Give only the lines from the one containing "What does this" through the end of the material below, exactly as written.

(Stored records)
<<<<
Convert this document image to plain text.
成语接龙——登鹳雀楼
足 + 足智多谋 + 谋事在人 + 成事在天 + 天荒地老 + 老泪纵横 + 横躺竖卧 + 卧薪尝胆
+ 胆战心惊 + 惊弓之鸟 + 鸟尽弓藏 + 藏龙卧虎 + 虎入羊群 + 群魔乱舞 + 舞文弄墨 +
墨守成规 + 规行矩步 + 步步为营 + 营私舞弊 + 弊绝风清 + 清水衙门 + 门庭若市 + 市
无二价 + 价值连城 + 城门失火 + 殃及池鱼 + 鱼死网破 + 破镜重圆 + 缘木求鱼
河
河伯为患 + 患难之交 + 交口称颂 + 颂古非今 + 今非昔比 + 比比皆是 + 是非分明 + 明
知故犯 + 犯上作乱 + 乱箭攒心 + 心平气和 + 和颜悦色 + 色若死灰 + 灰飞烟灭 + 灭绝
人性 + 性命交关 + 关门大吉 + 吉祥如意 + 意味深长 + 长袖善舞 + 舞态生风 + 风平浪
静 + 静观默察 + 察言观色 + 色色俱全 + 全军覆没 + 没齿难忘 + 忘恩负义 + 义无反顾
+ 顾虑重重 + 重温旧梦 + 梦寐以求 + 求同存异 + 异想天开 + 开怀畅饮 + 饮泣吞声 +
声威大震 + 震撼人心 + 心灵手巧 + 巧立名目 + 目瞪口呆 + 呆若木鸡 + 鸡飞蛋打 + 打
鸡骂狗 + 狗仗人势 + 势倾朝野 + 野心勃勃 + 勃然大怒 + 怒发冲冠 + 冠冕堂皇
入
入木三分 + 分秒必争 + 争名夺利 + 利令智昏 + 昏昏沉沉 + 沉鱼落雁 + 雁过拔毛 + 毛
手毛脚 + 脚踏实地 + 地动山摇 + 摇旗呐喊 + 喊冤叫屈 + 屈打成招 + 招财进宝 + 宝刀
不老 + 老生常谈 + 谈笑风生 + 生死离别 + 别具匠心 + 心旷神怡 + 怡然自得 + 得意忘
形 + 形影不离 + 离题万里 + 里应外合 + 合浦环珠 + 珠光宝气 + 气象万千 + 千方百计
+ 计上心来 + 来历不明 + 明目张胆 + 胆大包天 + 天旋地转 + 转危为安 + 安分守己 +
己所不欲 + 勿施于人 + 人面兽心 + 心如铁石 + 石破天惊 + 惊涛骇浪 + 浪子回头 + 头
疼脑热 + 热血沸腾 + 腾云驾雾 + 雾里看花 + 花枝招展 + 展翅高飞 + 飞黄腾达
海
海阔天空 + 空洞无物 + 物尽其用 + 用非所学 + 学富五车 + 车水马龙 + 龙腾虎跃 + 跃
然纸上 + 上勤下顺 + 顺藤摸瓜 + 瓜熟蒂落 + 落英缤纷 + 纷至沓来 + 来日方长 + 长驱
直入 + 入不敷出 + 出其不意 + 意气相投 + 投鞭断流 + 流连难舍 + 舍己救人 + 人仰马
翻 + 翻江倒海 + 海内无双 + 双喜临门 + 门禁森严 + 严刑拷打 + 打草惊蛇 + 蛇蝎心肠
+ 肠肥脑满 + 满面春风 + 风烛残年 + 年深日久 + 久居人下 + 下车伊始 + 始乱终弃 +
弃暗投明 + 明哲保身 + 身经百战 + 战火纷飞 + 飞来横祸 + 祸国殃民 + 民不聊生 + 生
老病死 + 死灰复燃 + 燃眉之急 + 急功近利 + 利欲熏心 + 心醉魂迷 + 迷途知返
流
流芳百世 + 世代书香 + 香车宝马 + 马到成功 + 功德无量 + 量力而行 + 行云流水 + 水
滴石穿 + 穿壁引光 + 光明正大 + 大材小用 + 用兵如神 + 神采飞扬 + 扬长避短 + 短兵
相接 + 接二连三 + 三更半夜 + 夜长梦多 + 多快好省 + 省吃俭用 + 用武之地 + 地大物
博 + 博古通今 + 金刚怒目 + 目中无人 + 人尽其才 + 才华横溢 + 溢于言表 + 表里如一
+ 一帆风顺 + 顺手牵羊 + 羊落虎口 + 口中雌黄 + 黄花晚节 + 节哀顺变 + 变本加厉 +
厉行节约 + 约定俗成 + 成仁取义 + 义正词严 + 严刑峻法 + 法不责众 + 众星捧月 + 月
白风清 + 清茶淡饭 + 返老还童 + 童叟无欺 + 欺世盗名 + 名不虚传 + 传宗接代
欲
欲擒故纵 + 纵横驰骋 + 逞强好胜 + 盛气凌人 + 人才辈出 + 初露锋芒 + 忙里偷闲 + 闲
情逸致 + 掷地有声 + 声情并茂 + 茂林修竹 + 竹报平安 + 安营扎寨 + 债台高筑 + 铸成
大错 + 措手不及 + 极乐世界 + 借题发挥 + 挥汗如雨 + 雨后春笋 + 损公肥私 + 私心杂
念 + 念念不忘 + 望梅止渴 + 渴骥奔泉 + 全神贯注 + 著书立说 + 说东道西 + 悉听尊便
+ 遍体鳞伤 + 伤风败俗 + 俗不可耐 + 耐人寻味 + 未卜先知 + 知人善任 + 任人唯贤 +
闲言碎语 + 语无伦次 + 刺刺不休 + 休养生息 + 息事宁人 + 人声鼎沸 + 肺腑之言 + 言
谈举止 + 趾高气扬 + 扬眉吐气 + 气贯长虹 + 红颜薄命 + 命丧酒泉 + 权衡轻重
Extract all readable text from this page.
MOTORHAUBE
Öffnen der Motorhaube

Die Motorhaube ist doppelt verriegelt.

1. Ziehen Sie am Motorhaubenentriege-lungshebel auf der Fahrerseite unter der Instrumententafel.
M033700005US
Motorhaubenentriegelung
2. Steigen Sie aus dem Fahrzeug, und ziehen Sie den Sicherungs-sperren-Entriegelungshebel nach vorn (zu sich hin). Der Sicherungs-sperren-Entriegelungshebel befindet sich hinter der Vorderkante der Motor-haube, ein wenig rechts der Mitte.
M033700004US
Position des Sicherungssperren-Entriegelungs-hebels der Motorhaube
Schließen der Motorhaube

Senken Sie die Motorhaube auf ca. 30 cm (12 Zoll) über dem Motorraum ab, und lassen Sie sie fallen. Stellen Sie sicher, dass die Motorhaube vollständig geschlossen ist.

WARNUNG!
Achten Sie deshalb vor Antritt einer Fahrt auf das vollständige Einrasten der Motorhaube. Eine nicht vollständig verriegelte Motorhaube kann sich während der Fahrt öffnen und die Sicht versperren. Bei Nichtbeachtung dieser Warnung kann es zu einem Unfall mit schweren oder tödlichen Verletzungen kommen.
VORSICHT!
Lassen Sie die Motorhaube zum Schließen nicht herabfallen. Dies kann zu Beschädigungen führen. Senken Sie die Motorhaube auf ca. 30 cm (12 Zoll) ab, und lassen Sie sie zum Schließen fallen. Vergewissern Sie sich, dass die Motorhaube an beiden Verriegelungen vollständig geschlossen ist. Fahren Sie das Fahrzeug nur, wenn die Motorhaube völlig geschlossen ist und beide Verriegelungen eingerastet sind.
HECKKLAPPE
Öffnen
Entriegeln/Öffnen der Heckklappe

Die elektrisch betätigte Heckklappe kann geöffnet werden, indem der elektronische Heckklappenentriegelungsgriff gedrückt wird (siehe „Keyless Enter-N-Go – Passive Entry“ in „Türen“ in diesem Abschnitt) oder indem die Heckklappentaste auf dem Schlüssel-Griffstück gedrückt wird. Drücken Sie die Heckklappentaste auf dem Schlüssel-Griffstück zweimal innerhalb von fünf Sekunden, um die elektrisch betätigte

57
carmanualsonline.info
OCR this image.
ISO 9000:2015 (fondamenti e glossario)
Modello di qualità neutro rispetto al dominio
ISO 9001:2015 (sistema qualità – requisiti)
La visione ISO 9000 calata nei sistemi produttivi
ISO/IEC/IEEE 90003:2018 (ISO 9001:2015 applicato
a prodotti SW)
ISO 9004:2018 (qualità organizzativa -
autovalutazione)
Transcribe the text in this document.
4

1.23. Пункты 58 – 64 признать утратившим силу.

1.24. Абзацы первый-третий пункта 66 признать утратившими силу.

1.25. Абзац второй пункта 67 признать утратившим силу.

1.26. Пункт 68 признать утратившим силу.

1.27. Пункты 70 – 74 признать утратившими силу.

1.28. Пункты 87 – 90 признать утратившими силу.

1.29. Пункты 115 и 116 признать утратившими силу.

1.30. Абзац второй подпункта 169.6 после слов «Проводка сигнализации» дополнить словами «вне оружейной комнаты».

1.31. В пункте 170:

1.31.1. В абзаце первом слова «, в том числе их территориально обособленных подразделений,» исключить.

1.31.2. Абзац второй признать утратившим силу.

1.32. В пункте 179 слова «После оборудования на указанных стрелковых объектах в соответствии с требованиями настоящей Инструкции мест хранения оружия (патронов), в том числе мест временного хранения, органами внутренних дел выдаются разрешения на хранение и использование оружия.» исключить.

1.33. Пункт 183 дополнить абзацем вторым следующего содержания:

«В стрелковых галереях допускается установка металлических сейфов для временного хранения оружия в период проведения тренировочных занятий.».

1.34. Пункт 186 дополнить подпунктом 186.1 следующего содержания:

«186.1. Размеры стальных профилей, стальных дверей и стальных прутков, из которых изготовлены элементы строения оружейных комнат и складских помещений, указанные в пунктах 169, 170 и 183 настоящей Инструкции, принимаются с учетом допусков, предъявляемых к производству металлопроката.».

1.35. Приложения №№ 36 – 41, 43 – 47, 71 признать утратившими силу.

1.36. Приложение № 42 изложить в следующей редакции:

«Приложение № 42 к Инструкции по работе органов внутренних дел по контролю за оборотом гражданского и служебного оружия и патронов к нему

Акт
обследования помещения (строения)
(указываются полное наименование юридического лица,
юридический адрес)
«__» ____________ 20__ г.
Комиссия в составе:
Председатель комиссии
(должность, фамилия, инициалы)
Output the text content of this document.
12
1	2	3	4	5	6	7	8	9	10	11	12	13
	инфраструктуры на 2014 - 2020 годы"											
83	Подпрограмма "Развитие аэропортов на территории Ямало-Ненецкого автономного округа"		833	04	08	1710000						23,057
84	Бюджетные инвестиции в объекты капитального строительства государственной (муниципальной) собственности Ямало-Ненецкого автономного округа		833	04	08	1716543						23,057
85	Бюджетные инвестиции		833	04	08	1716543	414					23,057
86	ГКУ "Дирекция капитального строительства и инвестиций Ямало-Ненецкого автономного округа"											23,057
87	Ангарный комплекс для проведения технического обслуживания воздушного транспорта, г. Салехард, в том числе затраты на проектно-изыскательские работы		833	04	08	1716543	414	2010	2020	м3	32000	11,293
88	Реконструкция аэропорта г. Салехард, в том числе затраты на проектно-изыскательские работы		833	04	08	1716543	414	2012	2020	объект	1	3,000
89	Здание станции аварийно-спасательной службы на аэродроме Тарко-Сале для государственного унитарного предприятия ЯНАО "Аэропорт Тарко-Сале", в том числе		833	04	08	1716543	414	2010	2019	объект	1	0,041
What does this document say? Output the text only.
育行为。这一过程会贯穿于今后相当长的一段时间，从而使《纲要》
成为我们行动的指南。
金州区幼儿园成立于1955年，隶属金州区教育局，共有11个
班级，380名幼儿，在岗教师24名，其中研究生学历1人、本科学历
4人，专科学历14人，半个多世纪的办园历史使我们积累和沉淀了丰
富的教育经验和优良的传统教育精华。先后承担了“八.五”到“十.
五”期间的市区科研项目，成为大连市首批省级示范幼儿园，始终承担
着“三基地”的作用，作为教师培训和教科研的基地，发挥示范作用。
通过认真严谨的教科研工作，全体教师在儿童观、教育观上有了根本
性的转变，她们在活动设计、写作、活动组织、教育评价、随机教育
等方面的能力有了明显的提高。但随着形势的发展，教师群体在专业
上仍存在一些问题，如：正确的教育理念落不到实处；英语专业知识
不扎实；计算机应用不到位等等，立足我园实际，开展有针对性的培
>>>>
[CORRECT OUTPUT]
What does this document say? Output the text only.
育行为。这一过程会贯穿于今后相当长的一段时间，从而使《纲要》
成为我们行动的指南。
金州区幼儿园成立于1955年，隶属金州区教育局，共有11个
班级，380名幼儿，在岗教师24名，其中研究生学历1人、本科学历
4人，专科学历14人，半个多世纪的办园历史使我们积累和沉淀了丰
富的教育经验和优良的传统教育精华。先后承担了“八.五”到“十.
五”期间的市区科研项目，成为大连市首批省级示范幼儿园，始终承担
着“三基地”的作用，作为教师培训和教科研的基地，发挥示范作用。
通过认真严谨的教科研工作，全体教师在儿童观、教育观上有了根本
性的转变，她们在活动设计、写作、活动组织、教育评价、随机教育
等方面的能力有了明显的提高。但随着形势的发展，教师群体在专业
上仍存在一些问题，如：正确的教育理念落不到实处；英语专业知识
不扎实；计算机应用不到位等等，立足我园实际，开展有针对性的培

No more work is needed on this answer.